• Stated task
Lines that include the word "Pembahasan" are the ones to copy.

• Given records
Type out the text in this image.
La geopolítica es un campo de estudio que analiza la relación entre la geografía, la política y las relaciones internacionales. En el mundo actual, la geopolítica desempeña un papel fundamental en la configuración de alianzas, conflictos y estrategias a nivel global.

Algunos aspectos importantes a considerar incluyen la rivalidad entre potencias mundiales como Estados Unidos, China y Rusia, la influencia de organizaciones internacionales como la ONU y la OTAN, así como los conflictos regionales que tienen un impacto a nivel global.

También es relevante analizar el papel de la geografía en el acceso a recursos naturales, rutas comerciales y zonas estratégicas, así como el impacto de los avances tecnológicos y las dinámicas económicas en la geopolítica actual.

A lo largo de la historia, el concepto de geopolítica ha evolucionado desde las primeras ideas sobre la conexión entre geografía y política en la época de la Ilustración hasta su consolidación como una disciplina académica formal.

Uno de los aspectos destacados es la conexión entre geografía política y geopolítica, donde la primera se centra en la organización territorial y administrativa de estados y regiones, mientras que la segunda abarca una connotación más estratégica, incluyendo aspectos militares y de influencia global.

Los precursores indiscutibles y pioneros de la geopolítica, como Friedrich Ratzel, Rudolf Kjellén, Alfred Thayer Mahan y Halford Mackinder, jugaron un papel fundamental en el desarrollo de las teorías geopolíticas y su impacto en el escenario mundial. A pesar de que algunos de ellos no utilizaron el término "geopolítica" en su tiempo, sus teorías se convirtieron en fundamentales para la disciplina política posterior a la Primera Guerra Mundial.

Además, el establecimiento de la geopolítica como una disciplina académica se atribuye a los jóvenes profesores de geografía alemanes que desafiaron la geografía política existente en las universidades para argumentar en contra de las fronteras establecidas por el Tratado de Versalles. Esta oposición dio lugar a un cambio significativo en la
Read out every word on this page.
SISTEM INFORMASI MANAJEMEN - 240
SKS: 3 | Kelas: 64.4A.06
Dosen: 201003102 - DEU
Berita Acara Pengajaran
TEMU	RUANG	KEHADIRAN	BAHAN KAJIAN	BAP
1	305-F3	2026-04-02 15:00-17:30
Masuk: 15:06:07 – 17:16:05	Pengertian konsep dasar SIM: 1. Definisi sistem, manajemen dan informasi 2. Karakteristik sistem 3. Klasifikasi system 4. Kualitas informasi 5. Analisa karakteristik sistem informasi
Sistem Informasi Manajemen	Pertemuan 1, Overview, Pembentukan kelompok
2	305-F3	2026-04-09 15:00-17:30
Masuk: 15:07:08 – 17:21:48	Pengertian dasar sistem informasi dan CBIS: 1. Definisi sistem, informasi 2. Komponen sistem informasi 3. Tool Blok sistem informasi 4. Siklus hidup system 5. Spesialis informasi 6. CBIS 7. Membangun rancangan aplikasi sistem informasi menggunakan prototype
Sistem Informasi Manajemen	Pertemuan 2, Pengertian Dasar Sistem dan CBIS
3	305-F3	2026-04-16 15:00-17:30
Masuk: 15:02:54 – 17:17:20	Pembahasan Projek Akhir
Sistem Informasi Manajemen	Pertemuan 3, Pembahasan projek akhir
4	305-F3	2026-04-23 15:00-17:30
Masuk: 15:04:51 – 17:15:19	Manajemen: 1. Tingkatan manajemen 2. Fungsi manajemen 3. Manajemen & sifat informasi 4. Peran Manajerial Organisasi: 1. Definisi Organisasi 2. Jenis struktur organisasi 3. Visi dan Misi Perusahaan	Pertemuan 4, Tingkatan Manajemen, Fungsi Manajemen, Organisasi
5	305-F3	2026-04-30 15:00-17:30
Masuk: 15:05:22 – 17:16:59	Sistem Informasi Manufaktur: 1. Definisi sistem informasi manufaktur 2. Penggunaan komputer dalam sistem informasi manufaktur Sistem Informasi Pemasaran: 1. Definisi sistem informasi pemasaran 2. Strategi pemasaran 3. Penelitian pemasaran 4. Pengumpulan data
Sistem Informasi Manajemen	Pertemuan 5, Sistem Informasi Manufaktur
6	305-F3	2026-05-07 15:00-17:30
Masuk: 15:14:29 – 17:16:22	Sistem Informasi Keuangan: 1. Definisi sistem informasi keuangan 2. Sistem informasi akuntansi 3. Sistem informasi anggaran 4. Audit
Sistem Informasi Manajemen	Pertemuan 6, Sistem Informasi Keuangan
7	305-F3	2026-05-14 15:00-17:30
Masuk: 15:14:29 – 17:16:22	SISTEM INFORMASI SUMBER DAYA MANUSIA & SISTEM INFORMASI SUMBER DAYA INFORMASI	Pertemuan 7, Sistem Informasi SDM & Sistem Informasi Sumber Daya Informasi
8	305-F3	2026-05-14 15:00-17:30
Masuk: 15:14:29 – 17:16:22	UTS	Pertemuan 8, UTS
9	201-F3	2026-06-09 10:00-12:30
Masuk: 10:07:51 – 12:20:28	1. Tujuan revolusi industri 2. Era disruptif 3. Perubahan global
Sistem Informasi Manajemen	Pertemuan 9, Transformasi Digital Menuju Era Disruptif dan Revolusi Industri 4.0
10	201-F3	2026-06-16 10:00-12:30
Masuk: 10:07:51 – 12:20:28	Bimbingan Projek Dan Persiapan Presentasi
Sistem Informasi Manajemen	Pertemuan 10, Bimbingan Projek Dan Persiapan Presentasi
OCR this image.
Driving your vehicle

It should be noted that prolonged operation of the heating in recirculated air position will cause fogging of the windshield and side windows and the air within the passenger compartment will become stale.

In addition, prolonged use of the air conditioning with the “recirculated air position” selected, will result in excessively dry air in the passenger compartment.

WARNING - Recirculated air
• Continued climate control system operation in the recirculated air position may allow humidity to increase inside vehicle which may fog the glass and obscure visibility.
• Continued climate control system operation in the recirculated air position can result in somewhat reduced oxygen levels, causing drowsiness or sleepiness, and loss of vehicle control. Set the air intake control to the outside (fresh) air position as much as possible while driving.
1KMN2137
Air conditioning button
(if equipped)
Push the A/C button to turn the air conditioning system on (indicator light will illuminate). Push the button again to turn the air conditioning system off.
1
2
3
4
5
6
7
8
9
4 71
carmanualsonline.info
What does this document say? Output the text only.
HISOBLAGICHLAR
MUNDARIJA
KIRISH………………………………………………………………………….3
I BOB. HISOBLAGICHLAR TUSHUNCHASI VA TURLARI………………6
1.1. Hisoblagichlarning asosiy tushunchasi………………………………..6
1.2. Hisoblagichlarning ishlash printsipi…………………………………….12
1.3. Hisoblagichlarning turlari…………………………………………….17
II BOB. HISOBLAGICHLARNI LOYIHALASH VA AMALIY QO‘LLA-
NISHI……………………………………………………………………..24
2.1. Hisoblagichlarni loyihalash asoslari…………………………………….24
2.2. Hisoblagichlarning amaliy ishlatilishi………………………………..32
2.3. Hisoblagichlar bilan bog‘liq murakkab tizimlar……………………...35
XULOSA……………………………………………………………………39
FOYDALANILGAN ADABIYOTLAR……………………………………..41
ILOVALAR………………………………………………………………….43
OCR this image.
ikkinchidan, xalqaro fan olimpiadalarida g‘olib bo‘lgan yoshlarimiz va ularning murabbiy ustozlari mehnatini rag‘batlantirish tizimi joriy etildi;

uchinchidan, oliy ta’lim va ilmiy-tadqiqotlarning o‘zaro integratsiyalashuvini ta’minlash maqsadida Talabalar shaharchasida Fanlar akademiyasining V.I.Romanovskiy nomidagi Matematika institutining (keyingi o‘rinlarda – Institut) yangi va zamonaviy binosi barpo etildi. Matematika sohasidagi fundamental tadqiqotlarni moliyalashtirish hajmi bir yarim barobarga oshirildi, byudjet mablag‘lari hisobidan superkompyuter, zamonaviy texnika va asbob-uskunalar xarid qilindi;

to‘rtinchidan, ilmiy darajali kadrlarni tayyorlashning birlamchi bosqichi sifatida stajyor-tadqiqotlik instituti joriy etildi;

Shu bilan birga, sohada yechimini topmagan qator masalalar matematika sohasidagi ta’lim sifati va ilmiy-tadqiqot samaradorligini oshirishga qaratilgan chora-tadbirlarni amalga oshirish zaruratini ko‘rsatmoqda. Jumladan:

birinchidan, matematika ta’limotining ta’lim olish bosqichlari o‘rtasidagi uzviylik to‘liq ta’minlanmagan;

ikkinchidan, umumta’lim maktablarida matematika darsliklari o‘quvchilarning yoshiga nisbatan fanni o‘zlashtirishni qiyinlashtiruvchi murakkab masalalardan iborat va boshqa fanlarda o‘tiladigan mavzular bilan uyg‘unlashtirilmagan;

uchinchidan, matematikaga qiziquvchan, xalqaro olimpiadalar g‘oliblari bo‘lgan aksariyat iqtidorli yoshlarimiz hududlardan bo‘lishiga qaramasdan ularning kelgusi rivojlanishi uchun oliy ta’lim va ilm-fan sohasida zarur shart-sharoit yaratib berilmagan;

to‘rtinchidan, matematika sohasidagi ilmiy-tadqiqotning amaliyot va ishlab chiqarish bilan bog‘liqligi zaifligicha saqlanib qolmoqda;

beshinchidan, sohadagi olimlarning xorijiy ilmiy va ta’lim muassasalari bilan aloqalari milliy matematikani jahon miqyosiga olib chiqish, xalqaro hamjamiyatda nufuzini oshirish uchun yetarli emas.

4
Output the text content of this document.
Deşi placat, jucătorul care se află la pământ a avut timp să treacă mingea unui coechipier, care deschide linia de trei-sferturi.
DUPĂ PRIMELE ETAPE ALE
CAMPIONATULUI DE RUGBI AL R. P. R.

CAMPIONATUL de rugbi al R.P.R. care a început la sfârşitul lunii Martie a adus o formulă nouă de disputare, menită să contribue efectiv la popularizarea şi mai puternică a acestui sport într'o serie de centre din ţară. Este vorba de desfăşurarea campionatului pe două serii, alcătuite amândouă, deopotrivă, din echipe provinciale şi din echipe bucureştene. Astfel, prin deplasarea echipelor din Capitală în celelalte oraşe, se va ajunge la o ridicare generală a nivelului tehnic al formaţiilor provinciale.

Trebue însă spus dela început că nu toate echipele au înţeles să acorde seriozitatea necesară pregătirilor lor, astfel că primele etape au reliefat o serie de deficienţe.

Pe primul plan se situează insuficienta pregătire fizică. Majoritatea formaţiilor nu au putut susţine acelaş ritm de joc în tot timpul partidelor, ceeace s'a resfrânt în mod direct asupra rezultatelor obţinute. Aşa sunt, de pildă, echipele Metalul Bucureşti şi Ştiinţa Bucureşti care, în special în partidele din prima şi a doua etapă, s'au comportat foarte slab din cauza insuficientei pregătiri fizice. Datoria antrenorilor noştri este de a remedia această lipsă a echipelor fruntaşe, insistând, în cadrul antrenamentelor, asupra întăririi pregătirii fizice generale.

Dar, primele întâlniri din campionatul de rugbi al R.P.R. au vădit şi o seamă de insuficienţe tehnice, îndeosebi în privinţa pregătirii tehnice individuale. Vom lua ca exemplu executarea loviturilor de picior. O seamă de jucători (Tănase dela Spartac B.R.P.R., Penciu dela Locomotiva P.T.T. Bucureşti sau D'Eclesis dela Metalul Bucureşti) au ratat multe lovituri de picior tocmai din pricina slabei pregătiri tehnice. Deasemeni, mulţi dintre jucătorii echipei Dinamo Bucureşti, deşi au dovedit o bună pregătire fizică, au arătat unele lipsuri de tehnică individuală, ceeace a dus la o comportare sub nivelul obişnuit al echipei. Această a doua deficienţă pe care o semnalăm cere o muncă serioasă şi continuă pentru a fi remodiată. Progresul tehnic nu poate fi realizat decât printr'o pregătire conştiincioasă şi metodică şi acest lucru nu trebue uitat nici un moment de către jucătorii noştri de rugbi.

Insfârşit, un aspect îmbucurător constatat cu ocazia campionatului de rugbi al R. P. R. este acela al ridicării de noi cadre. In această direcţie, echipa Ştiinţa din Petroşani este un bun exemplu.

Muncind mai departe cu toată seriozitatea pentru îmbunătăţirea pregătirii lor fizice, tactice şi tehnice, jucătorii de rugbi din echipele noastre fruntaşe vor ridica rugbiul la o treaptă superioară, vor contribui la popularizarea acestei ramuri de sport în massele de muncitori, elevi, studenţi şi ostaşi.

• Task response
Masuk: 15:02:54 – 17:17:20	Pembahasan Projek Akhir
Sistem Informasi Manajemen	Pertemuan 3, Pembahasan projek akhir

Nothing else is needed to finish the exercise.